▶ **GIVEN INSTRUCTION**
Find each line with "this" and copy it.

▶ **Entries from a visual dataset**

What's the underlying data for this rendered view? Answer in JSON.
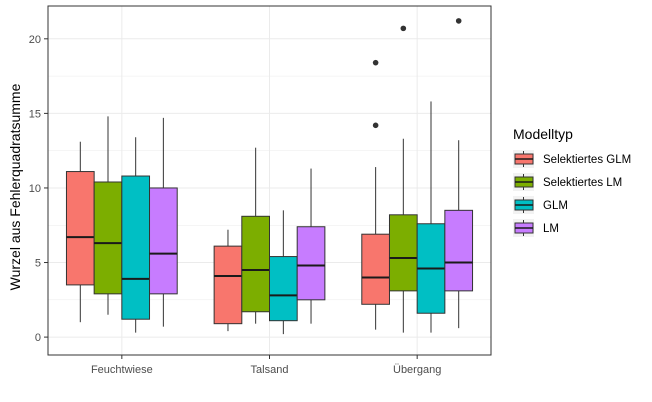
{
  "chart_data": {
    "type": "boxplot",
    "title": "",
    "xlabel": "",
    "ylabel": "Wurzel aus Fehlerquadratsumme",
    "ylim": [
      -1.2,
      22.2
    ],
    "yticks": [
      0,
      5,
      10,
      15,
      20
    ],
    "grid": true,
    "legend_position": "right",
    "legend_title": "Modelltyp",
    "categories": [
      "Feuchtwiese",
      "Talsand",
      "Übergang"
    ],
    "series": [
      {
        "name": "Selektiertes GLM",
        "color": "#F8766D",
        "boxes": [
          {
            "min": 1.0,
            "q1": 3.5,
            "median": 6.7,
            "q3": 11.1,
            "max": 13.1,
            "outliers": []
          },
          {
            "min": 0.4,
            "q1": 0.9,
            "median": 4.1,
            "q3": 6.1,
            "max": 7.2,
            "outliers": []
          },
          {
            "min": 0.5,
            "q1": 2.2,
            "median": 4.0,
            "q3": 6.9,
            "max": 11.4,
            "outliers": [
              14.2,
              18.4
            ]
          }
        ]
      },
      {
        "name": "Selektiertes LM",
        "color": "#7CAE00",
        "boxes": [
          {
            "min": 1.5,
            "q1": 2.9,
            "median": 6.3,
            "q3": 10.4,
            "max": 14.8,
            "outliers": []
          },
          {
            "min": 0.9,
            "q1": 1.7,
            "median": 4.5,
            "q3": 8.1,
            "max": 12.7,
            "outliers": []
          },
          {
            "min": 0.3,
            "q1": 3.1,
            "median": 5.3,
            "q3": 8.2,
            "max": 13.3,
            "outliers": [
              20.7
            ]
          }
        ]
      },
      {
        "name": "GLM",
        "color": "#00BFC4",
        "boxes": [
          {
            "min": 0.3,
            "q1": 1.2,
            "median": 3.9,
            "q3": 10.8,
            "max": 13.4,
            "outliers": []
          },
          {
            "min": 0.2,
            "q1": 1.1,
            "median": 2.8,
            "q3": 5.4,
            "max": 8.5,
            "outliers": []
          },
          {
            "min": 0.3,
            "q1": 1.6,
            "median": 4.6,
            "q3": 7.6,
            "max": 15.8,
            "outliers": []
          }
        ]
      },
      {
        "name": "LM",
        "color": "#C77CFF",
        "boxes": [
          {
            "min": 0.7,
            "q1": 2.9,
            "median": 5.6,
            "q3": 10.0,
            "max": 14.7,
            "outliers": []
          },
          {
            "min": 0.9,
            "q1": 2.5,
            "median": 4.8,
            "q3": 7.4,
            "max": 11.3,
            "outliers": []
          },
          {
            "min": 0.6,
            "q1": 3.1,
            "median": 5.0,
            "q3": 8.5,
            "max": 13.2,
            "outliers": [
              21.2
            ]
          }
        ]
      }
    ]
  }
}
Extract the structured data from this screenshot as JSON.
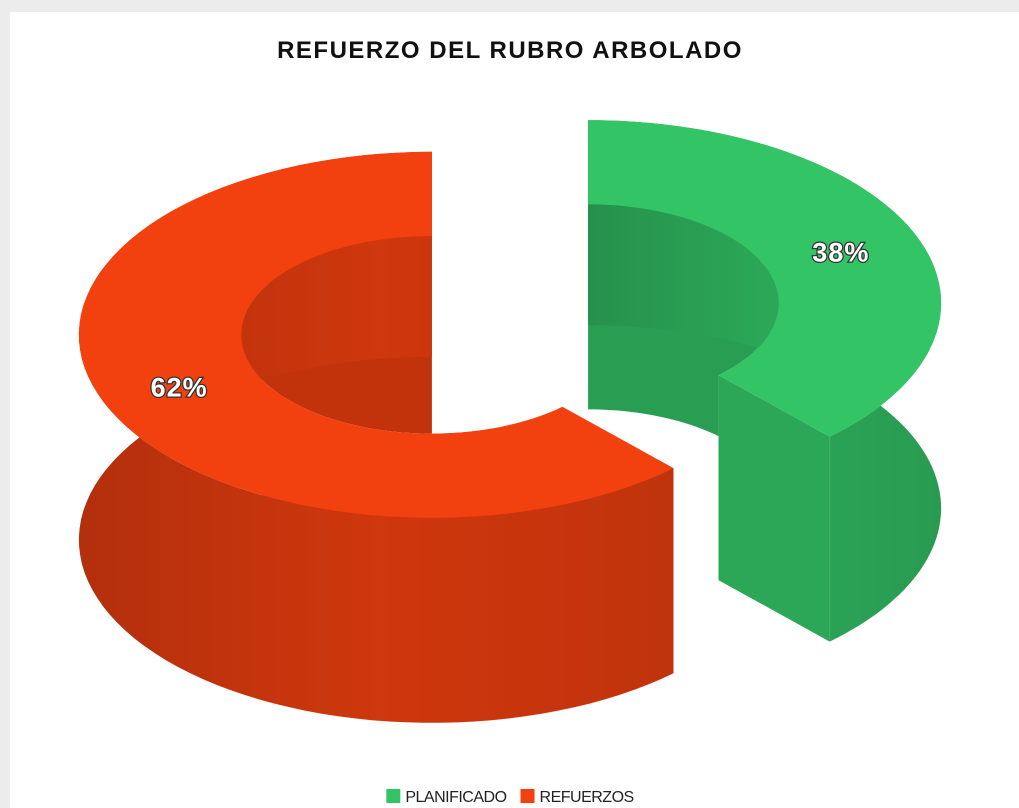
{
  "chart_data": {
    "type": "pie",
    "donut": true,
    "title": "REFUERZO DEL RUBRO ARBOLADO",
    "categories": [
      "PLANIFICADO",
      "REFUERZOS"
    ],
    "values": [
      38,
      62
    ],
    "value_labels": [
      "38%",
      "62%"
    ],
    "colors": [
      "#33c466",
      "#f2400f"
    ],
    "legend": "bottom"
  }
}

▶ **THE SOLUTION**
What's the underlying data for this rendered view? Answer in JSON.
Extract the structured data from this screenshot as JSON.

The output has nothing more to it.